WRITTEN REQUEST. Tell me how many lines hold "investire", please, using only the number.

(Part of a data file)
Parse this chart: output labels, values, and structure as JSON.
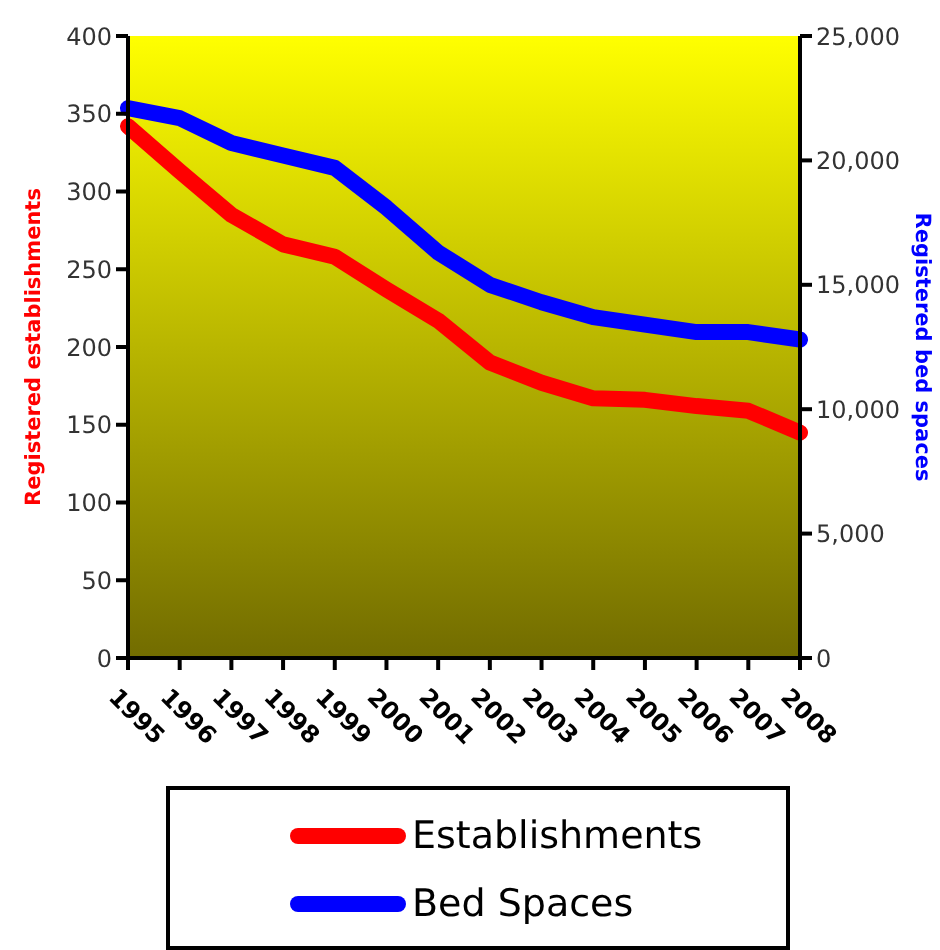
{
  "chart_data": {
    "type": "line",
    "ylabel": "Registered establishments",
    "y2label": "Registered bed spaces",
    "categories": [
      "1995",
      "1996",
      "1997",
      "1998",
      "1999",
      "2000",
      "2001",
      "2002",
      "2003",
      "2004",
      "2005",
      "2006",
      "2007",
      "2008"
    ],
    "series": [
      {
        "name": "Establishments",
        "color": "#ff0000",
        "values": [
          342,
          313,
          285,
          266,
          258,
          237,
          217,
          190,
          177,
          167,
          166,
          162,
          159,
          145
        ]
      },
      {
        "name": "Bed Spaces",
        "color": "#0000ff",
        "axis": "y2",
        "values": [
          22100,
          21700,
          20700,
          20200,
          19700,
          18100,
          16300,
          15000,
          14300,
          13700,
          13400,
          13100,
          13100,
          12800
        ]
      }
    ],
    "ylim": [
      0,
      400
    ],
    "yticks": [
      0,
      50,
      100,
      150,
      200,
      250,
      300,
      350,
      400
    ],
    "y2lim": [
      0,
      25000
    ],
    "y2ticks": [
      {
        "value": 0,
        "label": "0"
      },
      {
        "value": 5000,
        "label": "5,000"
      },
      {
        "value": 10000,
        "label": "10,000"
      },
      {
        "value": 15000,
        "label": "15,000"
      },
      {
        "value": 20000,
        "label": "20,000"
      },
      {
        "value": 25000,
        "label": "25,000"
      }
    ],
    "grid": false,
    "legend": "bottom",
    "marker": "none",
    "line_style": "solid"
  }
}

---

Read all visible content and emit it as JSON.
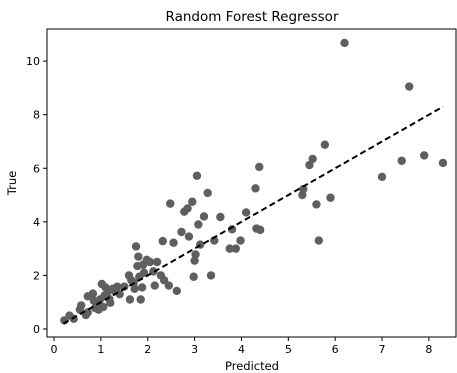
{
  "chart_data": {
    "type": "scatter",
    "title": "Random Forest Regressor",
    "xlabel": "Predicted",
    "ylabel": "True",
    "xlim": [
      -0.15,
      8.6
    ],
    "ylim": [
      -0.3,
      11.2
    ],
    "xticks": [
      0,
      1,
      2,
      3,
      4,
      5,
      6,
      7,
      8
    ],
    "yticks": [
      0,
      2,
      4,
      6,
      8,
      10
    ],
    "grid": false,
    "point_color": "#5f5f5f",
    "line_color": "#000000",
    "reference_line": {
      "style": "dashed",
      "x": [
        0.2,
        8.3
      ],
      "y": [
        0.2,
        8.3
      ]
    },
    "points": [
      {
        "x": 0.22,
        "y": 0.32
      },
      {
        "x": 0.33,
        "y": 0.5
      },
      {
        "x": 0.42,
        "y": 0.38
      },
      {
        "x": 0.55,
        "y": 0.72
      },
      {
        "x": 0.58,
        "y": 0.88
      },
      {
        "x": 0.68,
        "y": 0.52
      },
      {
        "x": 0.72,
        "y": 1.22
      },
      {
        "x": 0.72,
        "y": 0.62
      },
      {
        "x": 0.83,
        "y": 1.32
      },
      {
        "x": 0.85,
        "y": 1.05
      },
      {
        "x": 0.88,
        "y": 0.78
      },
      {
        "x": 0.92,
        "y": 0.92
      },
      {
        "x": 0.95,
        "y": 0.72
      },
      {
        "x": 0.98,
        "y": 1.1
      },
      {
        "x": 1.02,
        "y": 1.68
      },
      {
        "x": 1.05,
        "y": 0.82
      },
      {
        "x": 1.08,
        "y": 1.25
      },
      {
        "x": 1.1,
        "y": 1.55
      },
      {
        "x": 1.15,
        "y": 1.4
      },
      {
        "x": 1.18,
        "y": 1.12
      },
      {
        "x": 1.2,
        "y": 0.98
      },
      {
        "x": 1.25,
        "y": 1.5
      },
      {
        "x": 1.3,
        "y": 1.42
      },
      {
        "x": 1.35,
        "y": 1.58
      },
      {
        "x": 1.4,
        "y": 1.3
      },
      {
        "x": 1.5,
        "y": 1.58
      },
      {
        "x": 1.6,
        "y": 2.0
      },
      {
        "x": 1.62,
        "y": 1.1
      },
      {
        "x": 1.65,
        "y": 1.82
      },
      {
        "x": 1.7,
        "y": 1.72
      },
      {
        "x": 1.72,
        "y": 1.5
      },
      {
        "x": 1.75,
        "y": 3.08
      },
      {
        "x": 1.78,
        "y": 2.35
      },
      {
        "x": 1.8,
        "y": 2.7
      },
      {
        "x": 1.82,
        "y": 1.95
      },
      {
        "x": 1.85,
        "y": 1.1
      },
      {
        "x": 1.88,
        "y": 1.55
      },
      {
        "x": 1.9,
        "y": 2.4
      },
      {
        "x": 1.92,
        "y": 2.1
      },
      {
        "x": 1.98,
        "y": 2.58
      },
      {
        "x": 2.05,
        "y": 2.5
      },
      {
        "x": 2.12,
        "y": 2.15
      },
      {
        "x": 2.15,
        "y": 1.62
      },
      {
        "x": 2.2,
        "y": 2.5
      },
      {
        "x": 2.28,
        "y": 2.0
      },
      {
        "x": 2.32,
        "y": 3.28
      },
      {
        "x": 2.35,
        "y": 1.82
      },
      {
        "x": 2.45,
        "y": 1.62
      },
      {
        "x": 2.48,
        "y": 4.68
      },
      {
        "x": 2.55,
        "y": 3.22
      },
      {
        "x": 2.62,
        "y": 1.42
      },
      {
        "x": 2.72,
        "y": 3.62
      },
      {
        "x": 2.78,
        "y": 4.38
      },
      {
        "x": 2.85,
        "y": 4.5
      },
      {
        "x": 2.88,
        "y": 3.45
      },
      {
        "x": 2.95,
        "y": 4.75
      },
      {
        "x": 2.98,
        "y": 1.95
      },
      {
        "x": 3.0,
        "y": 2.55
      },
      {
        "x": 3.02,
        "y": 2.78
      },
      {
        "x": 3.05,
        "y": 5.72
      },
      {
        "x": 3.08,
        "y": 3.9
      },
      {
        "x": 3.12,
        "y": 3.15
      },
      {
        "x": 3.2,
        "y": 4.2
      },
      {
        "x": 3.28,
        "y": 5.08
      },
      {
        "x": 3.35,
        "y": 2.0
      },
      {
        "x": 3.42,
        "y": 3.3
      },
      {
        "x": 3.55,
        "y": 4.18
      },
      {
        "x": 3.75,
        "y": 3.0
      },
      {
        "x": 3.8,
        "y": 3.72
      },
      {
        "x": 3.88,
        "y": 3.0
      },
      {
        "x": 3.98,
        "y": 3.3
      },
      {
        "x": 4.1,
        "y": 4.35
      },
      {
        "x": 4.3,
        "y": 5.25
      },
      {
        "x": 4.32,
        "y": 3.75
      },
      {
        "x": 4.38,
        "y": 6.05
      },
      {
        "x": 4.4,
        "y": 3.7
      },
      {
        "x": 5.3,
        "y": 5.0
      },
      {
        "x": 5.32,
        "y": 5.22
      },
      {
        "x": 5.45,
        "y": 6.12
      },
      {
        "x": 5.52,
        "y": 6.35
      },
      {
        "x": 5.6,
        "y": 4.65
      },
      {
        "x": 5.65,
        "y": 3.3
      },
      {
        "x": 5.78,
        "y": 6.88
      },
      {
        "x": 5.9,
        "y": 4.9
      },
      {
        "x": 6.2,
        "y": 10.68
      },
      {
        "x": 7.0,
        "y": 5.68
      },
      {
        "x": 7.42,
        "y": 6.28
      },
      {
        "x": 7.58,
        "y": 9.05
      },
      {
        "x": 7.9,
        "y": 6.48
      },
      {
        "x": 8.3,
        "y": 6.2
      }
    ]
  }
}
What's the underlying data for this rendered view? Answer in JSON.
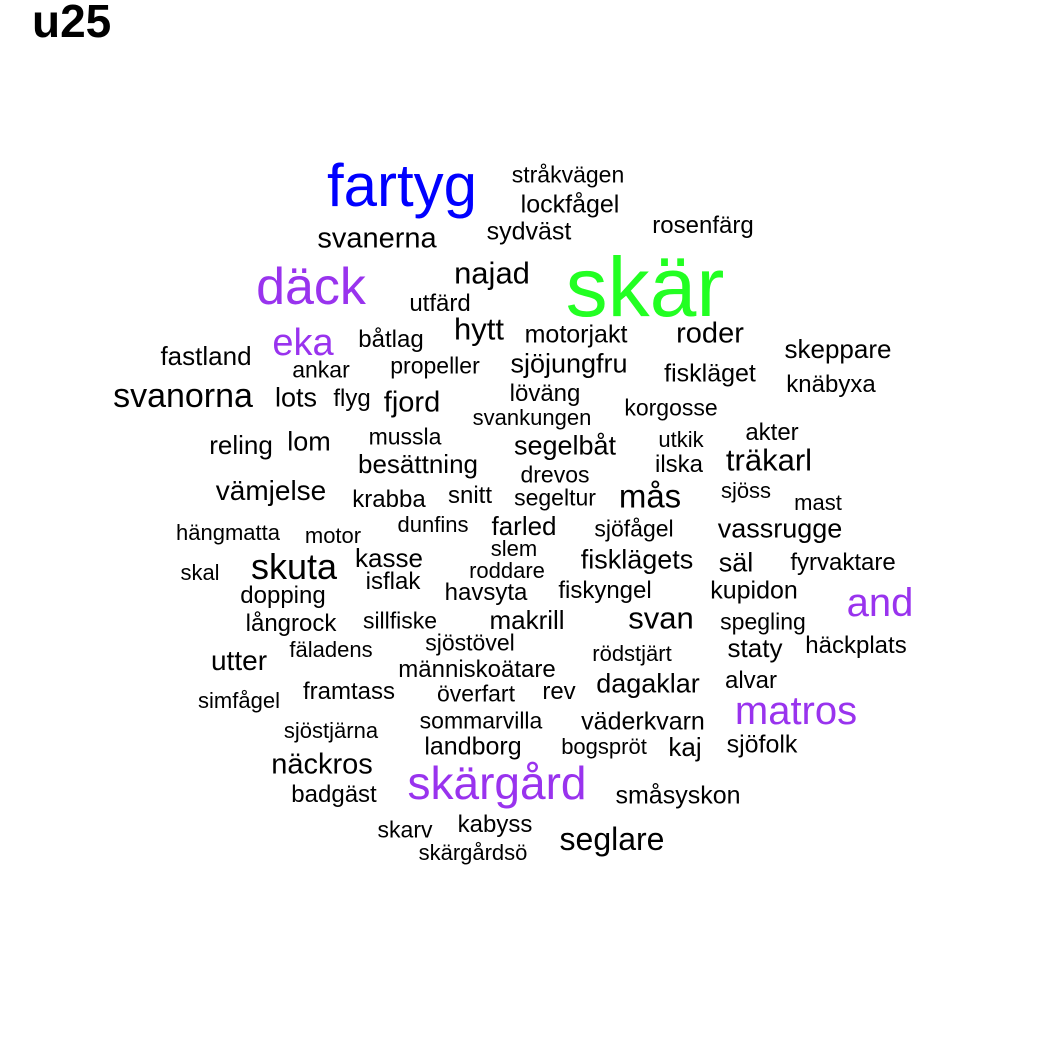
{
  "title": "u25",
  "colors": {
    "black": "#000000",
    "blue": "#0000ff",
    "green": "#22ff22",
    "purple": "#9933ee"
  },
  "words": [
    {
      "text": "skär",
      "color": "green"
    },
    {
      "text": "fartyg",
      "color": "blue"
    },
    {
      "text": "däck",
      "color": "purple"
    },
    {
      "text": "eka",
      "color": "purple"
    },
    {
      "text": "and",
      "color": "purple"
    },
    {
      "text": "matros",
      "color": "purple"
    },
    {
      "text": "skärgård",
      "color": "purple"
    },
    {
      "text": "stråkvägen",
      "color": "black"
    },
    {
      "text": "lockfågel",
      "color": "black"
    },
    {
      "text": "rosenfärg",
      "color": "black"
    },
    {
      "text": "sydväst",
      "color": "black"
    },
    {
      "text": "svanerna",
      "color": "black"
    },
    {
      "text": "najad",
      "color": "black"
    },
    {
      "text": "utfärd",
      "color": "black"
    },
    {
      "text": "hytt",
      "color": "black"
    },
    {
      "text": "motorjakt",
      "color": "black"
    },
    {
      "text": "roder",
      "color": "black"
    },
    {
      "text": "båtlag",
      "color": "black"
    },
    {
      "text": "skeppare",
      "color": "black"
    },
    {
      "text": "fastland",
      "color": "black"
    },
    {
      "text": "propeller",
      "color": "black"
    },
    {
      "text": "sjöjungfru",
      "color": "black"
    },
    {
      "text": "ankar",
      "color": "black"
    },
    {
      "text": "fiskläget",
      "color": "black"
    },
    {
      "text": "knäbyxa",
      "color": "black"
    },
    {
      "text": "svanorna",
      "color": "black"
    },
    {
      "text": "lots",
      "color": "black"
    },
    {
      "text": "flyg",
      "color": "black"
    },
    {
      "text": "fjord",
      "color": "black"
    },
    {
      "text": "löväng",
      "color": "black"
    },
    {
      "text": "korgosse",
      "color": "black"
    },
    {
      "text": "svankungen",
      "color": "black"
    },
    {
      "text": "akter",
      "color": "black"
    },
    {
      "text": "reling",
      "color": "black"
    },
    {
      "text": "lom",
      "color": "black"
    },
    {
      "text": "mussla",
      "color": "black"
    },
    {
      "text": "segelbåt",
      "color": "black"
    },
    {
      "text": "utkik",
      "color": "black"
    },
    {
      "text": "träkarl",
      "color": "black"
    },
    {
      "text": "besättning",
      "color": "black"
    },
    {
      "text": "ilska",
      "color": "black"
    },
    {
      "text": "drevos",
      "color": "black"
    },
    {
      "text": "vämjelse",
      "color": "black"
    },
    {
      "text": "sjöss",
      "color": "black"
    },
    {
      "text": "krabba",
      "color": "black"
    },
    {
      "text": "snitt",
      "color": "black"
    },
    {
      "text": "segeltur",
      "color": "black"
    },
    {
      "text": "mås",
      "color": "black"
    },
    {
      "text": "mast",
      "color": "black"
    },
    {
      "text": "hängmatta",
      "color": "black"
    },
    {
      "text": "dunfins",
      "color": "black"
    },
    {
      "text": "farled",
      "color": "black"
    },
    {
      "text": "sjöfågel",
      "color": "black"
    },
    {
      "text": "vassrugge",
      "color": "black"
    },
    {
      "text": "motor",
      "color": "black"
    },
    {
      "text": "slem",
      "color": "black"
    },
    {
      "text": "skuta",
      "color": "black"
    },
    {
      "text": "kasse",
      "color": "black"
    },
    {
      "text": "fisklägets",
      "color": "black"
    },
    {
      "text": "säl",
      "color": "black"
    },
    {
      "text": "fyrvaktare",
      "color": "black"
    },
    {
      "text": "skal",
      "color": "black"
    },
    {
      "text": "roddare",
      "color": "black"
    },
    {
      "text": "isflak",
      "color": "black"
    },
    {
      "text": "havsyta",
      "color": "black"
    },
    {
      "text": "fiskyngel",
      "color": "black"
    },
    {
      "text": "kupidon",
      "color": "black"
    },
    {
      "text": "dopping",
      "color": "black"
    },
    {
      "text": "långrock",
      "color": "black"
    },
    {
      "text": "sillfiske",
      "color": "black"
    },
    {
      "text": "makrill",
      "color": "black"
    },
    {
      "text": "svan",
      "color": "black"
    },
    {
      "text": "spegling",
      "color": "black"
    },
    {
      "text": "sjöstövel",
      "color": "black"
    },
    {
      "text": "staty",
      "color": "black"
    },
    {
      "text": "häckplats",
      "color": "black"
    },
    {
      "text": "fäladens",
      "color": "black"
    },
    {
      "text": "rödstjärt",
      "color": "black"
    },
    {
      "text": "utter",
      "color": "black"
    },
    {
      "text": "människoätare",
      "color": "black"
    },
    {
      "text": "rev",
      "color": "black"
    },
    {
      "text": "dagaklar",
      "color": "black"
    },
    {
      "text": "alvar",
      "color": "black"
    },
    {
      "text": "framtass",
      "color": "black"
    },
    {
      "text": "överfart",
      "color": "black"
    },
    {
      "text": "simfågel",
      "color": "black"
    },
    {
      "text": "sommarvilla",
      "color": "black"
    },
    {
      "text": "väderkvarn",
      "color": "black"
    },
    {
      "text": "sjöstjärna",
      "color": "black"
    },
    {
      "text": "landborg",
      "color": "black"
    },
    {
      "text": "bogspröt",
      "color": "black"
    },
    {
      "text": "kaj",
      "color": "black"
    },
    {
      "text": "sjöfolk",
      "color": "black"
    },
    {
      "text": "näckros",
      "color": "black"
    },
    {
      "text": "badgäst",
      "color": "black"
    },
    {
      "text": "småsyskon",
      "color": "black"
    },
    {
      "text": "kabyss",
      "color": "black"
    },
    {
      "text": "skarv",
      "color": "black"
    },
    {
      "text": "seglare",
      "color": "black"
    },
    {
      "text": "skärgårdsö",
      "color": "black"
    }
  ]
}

--

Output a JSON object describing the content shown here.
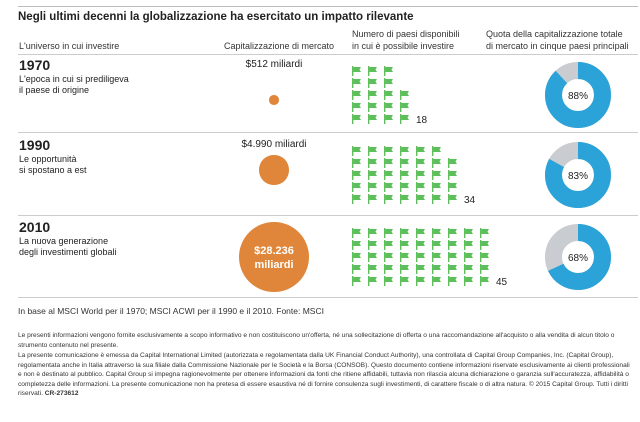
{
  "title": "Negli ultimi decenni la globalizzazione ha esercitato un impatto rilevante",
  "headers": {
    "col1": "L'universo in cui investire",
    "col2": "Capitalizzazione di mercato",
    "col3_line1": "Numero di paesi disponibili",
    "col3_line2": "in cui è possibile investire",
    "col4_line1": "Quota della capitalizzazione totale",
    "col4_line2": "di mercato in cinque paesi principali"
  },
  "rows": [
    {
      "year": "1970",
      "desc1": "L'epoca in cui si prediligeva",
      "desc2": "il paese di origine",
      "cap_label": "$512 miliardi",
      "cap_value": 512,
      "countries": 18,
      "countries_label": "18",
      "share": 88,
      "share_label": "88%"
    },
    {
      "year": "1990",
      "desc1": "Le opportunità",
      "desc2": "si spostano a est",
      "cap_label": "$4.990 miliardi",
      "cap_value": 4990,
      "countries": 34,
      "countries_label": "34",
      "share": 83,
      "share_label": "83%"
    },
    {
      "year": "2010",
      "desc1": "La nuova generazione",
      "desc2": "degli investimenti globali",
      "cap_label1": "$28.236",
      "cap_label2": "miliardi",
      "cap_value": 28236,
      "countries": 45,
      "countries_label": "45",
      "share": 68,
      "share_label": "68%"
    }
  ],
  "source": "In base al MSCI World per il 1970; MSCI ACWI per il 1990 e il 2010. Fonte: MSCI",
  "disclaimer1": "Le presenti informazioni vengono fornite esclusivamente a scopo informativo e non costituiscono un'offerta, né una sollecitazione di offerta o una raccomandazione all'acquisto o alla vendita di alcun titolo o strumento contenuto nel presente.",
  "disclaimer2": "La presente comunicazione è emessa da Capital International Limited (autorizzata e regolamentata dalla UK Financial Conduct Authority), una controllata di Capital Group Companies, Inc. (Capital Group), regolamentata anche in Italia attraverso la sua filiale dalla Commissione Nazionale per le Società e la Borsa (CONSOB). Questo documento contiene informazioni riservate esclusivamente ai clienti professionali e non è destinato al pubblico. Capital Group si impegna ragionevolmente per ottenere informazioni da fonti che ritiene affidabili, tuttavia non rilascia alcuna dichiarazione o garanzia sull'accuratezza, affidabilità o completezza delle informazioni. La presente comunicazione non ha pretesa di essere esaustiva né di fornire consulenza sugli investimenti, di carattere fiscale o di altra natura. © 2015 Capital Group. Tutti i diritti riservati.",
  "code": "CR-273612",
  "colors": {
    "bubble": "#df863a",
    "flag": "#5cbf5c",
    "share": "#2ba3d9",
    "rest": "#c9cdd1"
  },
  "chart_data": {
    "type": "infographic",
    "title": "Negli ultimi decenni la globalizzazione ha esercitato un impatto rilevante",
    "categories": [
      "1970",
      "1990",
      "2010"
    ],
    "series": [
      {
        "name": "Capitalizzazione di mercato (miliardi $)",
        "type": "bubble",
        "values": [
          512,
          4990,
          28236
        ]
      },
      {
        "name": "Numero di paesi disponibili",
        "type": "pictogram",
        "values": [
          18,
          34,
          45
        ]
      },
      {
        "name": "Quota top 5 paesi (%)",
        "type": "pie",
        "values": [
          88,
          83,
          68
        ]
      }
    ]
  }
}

OUTPUT FOR THIS TASK. 2